# start of Records to use
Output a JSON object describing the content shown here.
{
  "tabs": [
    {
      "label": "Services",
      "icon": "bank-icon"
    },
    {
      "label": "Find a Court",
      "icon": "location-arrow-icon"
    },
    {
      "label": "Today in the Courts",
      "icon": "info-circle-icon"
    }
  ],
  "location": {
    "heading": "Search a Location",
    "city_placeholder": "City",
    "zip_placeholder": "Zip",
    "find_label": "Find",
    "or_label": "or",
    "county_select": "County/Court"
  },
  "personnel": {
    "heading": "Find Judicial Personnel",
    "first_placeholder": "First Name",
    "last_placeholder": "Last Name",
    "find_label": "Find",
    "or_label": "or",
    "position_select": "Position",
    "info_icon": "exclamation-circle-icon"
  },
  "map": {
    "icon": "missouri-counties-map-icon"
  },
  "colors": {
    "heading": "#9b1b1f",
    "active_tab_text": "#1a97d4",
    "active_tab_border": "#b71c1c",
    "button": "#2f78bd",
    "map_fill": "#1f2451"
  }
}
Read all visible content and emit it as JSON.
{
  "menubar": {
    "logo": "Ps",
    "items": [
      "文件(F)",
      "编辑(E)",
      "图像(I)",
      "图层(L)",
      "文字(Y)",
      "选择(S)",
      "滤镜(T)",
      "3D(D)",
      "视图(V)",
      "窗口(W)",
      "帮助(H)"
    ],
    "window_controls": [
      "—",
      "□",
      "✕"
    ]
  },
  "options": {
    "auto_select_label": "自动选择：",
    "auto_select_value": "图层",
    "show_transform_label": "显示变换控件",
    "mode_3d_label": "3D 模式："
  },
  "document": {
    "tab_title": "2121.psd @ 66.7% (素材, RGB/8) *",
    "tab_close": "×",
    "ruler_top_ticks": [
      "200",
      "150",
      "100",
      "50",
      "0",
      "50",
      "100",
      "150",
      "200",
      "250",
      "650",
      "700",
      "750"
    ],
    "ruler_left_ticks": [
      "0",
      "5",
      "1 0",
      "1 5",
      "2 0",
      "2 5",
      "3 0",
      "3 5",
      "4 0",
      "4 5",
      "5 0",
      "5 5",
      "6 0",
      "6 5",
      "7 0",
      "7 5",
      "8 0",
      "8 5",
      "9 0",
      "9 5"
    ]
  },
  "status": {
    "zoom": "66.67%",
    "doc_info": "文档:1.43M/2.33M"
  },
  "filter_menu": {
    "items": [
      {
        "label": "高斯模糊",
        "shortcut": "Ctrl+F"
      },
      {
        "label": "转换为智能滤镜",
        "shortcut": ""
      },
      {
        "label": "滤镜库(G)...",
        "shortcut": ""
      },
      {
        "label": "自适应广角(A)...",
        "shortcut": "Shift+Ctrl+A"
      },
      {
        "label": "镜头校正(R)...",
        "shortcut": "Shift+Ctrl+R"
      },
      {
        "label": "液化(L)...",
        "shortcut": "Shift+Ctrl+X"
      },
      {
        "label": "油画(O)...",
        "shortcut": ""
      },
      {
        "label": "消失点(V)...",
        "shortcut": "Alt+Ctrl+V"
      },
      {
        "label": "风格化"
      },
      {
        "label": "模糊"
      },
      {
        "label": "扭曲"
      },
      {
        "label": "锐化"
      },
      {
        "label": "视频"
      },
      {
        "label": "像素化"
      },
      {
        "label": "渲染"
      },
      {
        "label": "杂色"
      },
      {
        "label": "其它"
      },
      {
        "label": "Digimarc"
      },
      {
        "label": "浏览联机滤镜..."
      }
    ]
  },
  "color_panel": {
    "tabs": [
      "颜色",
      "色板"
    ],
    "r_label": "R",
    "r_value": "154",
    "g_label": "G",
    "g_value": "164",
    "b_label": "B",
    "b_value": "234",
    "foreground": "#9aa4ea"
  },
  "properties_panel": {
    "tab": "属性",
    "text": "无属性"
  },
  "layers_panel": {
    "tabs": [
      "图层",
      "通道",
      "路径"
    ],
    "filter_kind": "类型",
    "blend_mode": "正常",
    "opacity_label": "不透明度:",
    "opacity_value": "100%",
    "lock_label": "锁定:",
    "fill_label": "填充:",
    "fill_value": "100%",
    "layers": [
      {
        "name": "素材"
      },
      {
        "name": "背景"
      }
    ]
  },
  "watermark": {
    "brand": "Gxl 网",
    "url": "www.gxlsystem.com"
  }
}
# end of Records to use
▶ Objective: Quote the listing in full, please, keeping every line exact.

▶ Output for this exercise:
Output a JSON object describing the content shown here.
{
  "tabs": [
    {
      "label": "Services",
      "icon": "bank-icon"
    },
    {
      "label": "Find a Court",
      "icon": "location-arrow-icon"
    },
    {
      "label": "Today in the Courts",
      "icon": "info-circle-icon"
    }
  ],
  "location": {
    "heading": "Search a Location",
    "city_placeholder": "City",
    "zip_placeholder": "Zip",
    "find_label": "Find",
    "or_label": "or",
    "county_select": "County/Court"
  },
  "personnel": {
    "heading": "Find Judicial Personnel",
    "first_placeholder": "First Name",
    "last_placeholder": "Last Name",
    "find_label": "Find",
    "or_label": "or",
    "position_select": "Position",
    "info_icon": "exclamation-circle-icon"
  },
  "map": {
    "icon": "missouri-counties-map-icon"
  },
  "colors": {
    "heading": "#9b1b1f",
    "active_tab_text": "#1a97d4",
    "active_tab_border": "#b71c1c",
    "button": "#2f78bd",
    "map_fill": "#1f2451"
  }
}
Read all visible content and emit it as JSON.
{
  "menubar": {
    "logo": "Ps",
    "items": [
      "文件(F)",
      "编辑(E)",
      "图像(I)",
      "图层(L)",
      "文字(Y)",
      "选择(S)",
      "滤镜(T)",
      "3D(D)",
      "视图(V)",
      "窗口(W)",
      "帮助(H)"
    ],
    "window_controls": [
      "—",
      "□",
      "✕"
    ]
  },
  "options": {
    "auto_select_label": "自动选择：",
    "auto_select_value": "图层",
    "show_transform_label": "显示变换控件",
    "mode_3d_label": "3D 模式："
  },
  "document": {
    "tab_title": "2121.psd @ 66.7% (素材, RGB/8) *",
    "tab_close": "×",
    "ruler_top_ticks": [
      "200",
      "150",
      "100",
      "50",
      "0",
      "50",
      "100",
      "150",
      "200",
      "250",
      "650",
      "700",
      "750"
    ],
    "ruler_left_ticks": [
      "0",
      "5",
      "1 0",
      "1 5",
      "2 0",
      "2 5",
      "3 0",
      "3 5",
      "4 0",
      "4 5",
      "5 0",
      "5 5",
      "6 0",
      "6 5",
      "7 0",
      "7 5",
      "8 0",
      "8 5",
      "9 0",
      "9 5"
    ]
  },
  "status": {
    "zoom": "66.67%",
    "doc_info": "文档:1.43M/2.33M"
  },
  "filter_menu": {
    "items": [
      {
        "label": "高斯模糊",
        "shortcut": "Ctrl+F"
      },
      {
        "label": "转换为智能滤镜",
        "shortcut": ""
      },
      {
        "label": "滤镜库(G)...",
        "shortcut": ""
      },
      {
        "label": "自适应广角(A)...",
        "shortcut": "Shift+Ctrl+A"
      },
      {
        "label": "镜头校正(R)...",
        "shortcut": "Shift+Ctrl+R"
      },
      {
        "label": "液化(L)...",
        "shortcut": "Shift+Ctrl+X"
      },
      {
        "label": "油画(O)...",
        "shortcut": ""
      },
      {
        "label": "消失点(V)...",
        "shortcut": "Alt+Ctrl+V"
      },
      {
        "label": "风格化"
      },
      {
        "label": "模糊"
      },
      {
        "label": "扭曲"
      },
      {
        "label": "锐化"
      },
      {
        "label": "视频"
      },
      {
        "label": "像素化"
      },
      {
        "label": "渲染"
      },
      {
        "label": "杂色"
      },
      {
        "label": "其它"
      },
      {
        "label": "Digimarc"
      },
      {
        "label": "浏览联机滤镜..."
      }
    ]
  },
  "color_panel": {
    "tabs": [
      "颜色",
      "色板"
    ],
    "r_label": "R",
    "r_value": "154",
    "g_label": "G",
    "g_value": "164",
    "b_label": "B",
    "b_value": "234",
    "foreground": "#9aa4ea"
  },
  "properties_panel": {
    "tab": "属性",
    "text": "无属性"
  },
  "layers_panel": {
    "tabs": [
      "图层",
      "通道",
      "路径"
    ],
    "filter_kind": "类型",
    "blend_mode": "正常",
    "opacity_label": "不透明度:",
    "opacity_value": "100%",
    "lock_label": "锁定:",
    "fill_label": "填充:",
    "fill_value": "100%",
    "layers": [
      {
        "name": "素材"
      },
      {
        "name": "背景"
      }
    ]
  },
  "watermark": {
    "brand": "Gxl 网",
    "url": "www.gxlsystem.com"
  }
}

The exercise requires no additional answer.